> _EXERCISE REQUIREMENTS_:
For the material that follows, list every line containing the word "They".

> _MATERIAL TO PROCESS_:
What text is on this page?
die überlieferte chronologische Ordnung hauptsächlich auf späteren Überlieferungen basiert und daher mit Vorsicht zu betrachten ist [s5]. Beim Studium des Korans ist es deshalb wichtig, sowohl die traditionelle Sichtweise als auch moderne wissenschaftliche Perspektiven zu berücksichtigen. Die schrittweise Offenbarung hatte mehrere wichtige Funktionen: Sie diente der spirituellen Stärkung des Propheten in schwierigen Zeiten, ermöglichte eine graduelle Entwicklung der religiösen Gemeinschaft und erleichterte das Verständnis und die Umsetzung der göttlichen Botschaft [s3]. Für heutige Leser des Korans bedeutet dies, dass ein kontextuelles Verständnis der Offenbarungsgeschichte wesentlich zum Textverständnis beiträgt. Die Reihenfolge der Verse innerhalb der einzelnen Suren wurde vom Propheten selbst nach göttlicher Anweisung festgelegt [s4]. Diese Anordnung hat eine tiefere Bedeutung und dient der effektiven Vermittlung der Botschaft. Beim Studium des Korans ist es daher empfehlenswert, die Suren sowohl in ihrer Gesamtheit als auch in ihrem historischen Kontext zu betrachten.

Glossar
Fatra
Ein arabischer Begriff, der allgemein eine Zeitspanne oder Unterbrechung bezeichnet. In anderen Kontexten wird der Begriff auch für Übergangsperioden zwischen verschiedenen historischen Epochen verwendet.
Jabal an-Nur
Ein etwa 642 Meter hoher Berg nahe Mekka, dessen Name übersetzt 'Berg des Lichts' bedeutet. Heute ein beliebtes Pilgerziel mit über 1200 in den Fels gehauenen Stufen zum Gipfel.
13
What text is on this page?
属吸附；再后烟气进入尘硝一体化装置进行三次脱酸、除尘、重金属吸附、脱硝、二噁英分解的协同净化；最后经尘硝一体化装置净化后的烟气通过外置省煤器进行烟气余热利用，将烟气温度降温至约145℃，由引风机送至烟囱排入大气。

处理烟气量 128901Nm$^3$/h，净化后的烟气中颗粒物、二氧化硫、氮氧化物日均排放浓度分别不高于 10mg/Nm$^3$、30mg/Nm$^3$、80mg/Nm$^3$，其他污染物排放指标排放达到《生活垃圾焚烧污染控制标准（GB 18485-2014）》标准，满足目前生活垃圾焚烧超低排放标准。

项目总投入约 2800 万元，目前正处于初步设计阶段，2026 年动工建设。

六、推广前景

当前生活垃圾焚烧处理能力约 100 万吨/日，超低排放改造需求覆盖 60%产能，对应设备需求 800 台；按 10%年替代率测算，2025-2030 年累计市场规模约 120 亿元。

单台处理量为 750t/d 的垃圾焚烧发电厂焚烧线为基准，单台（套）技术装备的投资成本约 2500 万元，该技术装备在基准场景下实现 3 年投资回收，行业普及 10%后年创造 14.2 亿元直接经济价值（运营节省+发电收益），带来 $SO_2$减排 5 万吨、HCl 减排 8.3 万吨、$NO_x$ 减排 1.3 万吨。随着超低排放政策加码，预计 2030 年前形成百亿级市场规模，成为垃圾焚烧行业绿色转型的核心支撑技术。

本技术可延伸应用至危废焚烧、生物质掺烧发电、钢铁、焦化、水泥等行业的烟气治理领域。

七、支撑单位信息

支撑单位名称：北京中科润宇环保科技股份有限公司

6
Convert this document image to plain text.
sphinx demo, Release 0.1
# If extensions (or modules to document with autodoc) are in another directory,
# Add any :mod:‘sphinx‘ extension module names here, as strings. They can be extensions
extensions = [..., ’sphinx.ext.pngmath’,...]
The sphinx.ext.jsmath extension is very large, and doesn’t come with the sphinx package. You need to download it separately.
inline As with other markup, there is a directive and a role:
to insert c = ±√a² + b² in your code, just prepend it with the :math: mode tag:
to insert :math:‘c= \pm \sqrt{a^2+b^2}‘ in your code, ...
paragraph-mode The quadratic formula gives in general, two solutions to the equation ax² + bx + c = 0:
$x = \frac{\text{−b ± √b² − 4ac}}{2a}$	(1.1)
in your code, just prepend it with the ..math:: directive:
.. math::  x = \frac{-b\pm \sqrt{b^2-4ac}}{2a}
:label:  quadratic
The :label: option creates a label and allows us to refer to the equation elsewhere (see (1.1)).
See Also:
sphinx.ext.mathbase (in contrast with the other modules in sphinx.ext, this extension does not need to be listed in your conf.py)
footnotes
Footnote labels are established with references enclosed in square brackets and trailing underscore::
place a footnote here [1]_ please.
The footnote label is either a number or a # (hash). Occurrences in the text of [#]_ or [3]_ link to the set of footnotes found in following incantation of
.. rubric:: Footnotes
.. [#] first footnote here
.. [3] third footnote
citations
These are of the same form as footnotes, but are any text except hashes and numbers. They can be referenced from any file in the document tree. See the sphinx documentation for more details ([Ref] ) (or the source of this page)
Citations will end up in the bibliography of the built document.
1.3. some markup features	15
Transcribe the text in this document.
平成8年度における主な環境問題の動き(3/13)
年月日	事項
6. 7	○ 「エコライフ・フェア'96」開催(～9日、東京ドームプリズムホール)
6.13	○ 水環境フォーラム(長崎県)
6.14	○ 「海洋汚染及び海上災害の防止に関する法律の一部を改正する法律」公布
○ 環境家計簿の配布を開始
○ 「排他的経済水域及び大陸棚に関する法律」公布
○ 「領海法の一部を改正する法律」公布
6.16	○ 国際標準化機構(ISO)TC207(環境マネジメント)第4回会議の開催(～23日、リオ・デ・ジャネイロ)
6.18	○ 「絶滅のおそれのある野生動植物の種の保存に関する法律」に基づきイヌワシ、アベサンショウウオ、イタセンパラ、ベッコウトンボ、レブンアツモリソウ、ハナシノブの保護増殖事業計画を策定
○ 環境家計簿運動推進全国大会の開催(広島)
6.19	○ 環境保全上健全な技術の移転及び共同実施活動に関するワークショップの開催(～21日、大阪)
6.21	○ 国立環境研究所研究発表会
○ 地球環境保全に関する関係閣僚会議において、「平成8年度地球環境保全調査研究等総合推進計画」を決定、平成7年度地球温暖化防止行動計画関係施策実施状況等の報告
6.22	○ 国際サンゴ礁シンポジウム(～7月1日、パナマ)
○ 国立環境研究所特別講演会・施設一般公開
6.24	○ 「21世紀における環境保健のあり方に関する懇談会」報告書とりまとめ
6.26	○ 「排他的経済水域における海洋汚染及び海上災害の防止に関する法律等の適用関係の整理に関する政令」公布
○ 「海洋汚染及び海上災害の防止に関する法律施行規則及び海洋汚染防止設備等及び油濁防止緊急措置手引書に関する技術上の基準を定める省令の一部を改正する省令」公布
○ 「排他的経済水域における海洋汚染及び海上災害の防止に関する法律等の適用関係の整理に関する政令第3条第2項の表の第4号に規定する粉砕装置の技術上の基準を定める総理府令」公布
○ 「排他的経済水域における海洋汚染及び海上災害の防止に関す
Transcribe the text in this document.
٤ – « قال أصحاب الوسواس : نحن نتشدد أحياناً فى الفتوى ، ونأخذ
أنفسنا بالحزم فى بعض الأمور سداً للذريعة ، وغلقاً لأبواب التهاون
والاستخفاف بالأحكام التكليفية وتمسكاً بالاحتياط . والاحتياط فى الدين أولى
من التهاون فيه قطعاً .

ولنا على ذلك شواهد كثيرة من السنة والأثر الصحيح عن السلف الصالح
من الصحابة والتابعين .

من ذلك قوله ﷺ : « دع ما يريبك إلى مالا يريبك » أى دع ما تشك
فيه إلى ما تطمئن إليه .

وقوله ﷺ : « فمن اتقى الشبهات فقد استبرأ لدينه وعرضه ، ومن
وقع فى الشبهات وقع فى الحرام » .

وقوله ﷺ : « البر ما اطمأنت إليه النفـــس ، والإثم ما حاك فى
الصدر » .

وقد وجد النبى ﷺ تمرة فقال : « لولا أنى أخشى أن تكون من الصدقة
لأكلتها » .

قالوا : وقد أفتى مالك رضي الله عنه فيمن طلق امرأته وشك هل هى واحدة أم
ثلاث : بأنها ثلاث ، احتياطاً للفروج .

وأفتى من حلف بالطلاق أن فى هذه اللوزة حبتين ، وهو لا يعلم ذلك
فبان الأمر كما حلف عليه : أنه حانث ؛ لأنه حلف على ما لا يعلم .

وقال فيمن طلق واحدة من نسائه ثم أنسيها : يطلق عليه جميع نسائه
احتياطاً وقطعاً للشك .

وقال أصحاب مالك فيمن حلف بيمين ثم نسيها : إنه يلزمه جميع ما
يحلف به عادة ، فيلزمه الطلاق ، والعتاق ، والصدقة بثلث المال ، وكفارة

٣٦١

> _IN RESPONSE_:
# Add any :mod:‘sphinx‘ extension module names here, as strings. They can be extensions
These are of the same form as footnotes, but are any text except hashes and numbers. They can be referenced from any file in the document tree. See the sphinx documentation for more details ([Ref] ) (or the source of this page)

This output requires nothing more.